GIVEN EXERCISE: The records that follow must be reproduced in full, exactly as written.

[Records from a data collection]
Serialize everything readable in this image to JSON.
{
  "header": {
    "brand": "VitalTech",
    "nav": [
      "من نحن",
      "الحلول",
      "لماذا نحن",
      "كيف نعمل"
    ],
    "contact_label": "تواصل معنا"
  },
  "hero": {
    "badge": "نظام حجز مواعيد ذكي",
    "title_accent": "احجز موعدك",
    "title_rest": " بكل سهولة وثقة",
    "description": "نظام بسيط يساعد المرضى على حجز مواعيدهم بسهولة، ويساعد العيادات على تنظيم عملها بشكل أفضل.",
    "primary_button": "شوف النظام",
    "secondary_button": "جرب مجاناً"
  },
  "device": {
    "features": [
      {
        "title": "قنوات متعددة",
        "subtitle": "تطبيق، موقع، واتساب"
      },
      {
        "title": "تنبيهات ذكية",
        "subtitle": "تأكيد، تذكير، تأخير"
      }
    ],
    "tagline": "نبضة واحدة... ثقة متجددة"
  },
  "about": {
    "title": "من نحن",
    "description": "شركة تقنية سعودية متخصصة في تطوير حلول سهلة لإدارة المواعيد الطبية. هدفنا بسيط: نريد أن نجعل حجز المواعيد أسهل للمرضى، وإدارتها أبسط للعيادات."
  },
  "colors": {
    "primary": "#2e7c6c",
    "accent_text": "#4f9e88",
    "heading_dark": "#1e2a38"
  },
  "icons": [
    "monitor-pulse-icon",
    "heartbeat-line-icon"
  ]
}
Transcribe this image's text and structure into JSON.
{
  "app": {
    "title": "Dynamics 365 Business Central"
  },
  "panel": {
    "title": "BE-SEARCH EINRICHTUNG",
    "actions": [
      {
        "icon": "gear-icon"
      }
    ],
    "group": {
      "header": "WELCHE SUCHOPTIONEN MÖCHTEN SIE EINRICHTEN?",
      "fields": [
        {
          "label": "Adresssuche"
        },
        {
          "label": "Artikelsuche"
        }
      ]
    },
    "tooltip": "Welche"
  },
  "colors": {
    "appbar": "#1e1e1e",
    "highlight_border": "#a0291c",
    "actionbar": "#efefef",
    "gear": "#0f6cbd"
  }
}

WRITTEN REPLY:
Serialize everything readable in this image to JSON.
{
  "header": {
    "brand": "VitalTech",
    "nav": [
      "من نحن",
      "الحلول",
      "لماذا نحن",
      "كيف نعمل"
    ],
    "contact_label": "تواصل معنا"
  },
  "hero": {
    "badge": "نظام حجز مواعيد ذكي",
    "title_accent": "احجز موعدك",
    "title_rest": " بكل سهولة وثقة",
    "description": "نظام بسيط يساعد المرضى على حجز مواعيدهم بسهولة، ويساعد العيادات على تنظيم عملها بشكل أفضل.",
    "primary_button": "شوف النظام",
    "secondary_button": "جرب مجاناً"
  },
  "device": {
    "features": [
      {
        "title": "قنوات متعددة",
        "subtitle": "تطبيق، موقع، واتساب"
      },
      {
        "title": "تنبيهات ذكية",
        "subtitle": "تأكيد، تذكير، تأخير"
      }
    ],
    "tagline": "نبضة واحدة... ثقة متجددة"
  },
  "about": {
    "title": "من نحن",
    "description": "شركة تقنية سعودية متخصصة في تطوير حلول سهلة لإدارة المواعيد الطبية. هدفنا بسيط: نريد أن نجعل حجز المواعيد أسهل للمرضى، وإدارتها أبسط للعيادات."
  },
  "colors": {
    "primary": "#2e7c6c",
    "accent_text": "#4f9e88",
    "heading_dark": "#1e2a38"
  },
  "icons": [
    "monitor-pulse-icon",
    "heartbeat-line-icon"
  ]
}
Transcribe this image's text and structure into JSON.
{
  "app": {
    "title": "Dynamics 365 Business Central"
  },
  "panel": {
    "title": "BE-SEARCH EINRICHTUNG",
    "actions": [
      {
        "icon": "gear-icon"
      }
    ],
    "group": {
      "header": "WELCHE SUCHOPTIONEN MÖCHTEN SIE EINRICHTEN?",
      "fields": [
        {
          "label": "Adresssuche"
        },
        {
          "label": "Artikelsuche"
        }
      ]
    },
    "tooltip": "Welche"
  },
  "colors": {
    "appbar": "#1e1e1e",
    "highlight_border": "#a0291c",
    "actionbar": "#efefef",
    "gear": "#0f6cbd"
  }
}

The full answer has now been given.